- _YOUR INSTRUCTIONS_:
Your task is to output all the records below, word for word.

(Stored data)
++++++++++++++++++++
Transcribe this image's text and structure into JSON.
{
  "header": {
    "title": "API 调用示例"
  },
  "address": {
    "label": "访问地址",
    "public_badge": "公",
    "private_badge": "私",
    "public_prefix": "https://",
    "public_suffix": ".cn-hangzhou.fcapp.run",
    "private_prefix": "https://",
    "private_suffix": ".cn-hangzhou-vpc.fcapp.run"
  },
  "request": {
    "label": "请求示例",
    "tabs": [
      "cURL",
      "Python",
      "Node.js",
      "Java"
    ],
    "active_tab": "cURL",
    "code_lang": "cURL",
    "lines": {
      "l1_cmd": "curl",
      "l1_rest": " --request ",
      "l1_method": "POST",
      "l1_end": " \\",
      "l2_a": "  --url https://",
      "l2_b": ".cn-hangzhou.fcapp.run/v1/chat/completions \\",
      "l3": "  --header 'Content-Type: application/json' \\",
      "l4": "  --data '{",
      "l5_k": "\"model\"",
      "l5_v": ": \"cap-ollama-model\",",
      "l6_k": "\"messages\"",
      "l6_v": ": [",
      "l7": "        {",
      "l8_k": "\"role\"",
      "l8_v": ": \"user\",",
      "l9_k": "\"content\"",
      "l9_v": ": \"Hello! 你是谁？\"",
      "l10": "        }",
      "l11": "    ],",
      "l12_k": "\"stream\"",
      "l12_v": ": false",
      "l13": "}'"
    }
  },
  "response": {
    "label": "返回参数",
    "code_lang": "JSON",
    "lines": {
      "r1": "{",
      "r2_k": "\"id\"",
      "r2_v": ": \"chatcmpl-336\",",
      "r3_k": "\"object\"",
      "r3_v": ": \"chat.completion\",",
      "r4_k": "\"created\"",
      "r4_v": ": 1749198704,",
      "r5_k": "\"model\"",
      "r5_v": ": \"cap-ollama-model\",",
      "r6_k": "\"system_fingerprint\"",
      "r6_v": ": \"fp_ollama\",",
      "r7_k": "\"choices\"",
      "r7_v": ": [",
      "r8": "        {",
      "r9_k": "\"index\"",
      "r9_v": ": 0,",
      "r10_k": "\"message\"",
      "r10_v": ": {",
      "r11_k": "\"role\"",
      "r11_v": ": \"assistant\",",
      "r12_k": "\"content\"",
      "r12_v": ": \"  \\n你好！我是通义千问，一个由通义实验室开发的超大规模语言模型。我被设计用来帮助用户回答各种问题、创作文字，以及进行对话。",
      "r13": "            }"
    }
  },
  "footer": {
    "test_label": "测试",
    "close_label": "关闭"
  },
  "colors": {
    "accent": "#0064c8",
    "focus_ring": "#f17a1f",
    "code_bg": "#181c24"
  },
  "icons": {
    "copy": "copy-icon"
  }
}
++++++++++++++++++++
- _SOLUTION TO THIS PROBLEM_:
Transcribe this image's text and structure into JSON.
{
  "header": {
    "title": "API 调用示例"
  },
  "address": {
    "label": "访问地址",
    "public_badge": "公",
    "private_badge": "私",
    "public_prefix": "https://",
    "public_suffix": ".cn-hangzhou.fcapp.run",
    "private_prefix": "https://",
    "private_suffix": ".cn-hangzhou-vpc.fcapp.run"
  },
  "request": {
    "label": "请求示例",
    "tabs": [
      "cURL",
      "Python",
      "Node.js",
      "Java"
    ],
    "active_tab": "cURL",
    "code_lang": "cURL",
    "lines": {
      "l1_cmd": "curl",
      "l1_rest": " --request ",
      "l1_method": "POST",
      "l1_end": " \\",
      "l2_a": "  --url https://",
      "l2_b": ".cn-hangzhou.fcapp.run/v1/chat/completions \\",
      "l3": "  --header 'Content-Type: application/json' \\",
      "l4": "  --data '{",
      "l5_k": "\"model\"",
      "l5_v": ": \"cap-ollama-model\",",
      "l6_k": "\"messages\"",
      "l6_v": ": [",
      "l7": "        {",
      "l8_k": "\"role\"",
      "l8_v": ": \"user\",",
      "l9_k": "\"content\"",
      "l9_v": ": \"Hello! 你是谁？\"",
      "l10": "        }",
      "l11": "    ],",
      "l12_k": "\"stream\"",
      "l12_v": ": false",
      "l13": "}'"
    }
  },
  "response": {
    "label": "返回参数",
    "code_lang": "JSON",
    "lines": {
      "r1": "{",
      "r2_k": "\"id\"",
      "r2_v": ": \"chatcmpl-336\",",
      "r3_k": "\"object\"",
      "r3_v": ": \"chat.completion\",",
      "r4_k": "\"created\"",
      "r4_v": ": 1749198704,",
      "r5_k": "\"model\"",
      "r5_v": ": \"cap-ollama-model\",",
      "r6_k": "\"system_fingerprint\"",
      "r6_v": ": \"fp_ollama\",",
      "r7_k": "\"choices\"",
      "r7_v": ": [",
      "r8": "        {",
      "r9_k": "\"index\"",
      "r9_v": ": 0,",
      "r10_k": "\"message\"",
      "r10_v": ": {",
      "r11_k": "\"role\"",
      "r11_v": ": \"assistant\",",
      "r12_k": "\"content\"",
      "r12_v": ": \"  \\n你好！我是通义千问，一个由通义实验室开发的超大规模语言模型。我被设计用来帮助用户回答各种问题、创作文字，以及进行对话。",
      "r13": "            }"
    }
  },
  "footer": {
    "test_label": "测试",
    "close_label": "关闭"
  },
  "colors": {
    "accent": "#0064c8",
    "focus_ring": "#f17a1f",
    "code_bg": "#181c24"
  },
  "icons": {
    "copy": "copy-icon"
  }
}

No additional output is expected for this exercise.